## Problem to solve:
Reply with one number: the count of lines in the listing that contain the string "events".
--- Begin ---
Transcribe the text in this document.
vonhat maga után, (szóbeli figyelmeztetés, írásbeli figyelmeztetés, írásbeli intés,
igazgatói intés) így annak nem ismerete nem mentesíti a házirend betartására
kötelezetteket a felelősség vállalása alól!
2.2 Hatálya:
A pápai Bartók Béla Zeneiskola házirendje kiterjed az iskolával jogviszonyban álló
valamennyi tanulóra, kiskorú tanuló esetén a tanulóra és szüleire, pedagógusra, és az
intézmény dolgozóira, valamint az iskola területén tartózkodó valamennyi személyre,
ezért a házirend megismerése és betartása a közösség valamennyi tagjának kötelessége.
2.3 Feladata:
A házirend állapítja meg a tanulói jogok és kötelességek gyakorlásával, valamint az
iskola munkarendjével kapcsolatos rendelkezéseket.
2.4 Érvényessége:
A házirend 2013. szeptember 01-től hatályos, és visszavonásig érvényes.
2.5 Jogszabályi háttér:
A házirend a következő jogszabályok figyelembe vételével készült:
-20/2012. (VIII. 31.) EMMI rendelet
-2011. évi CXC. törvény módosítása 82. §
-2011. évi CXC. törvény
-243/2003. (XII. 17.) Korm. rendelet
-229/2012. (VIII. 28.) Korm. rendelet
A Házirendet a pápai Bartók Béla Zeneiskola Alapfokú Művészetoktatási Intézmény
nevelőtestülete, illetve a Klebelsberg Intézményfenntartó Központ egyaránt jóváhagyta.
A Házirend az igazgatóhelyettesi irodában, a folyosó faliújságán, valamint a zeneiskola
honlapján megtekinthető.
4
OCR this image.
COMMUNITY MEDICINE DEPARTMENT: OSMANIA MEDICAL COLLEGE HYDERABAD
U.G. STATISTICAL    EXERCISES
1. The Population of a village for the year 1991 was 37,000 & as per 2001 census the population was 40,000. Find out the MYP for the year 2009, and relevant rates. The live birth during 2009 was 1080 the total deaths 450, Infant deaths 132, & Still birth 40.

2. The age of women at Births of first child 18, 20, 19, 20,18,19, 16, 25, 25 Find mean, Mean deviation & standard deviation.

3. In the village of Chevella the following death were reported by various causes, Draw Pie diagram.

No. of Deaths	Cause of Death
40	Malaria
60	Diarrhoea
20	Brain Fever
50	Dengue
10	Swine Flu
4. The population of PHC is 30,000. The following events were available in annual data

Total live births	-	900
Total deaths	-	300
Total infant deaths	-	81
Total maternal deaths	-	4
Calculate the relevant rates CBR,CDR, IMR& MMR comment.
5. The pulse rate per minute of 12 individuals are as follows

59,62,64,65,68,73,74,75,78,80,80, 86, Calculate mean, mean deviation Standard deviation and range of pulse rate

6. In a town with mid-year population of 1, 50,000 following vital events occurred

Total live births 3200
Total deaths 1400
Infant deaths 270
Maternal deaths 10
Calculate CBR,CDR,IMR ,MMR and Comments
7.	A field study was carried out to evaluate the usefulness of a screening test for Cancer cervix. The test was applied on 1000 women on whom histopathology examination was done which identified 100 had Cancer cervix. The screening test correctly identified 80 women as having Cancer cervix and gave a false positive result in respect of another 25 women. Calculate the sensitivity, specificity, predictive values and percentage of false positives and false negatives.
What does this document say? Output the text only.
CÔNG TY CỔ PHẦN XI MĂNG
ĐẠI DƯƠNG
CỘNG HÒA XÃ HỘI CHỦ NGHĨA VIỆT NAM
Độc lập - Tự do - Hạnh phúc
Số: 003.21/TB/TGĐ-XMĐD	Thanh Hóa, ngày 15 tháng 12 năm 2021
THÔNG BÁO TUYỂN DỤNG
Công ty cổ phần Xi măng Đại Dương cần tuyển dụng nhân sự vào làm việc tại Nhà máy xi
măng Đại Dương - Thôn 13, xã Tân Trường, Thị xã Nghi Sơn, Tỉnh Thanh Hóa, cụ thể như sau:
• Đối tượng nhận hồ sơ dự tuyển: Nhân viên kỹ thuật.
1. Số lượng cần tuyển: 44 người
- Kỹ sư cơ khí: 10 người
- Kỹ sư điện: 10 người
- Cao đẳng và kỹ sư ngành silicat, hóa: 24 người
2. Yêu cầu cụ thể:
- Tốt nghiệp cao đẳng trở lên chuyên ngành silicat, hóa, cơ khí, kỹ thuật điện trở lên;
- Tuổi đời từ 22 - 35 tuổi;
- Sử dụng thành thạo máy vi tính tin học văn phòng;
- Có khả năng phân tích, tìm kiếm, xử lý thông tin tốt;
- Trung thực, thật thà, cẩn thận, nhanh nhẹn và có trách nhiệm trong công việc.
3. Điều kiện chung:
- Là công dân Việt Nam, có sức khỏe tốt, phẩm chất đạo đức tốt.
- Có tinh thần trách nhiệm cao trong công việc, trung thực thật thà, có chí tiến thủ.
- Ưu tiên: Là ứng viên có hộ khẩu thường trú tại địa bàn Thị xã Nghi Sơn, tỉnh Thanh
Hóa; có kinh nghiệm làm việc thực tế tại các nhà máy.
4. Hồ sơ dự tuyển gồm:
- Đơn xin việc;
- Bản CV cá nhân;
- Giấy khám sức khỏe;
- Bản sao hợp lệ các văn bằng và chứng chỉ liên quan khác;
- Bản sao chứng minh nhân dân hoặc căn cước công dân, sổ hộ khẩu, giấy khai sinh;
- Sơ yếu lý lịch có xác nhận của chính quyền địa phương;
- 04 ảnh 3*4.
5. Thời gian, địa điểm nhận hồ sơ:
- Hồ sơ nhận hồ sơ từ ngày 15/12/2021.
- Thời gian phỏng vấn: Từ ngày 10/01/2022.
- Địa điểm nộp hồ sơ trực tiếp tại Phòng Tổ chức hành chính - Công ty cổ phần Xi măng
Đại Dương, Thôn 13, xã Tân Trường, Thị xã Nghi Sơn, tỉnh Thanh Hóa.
--- End ---
## Correct response:
2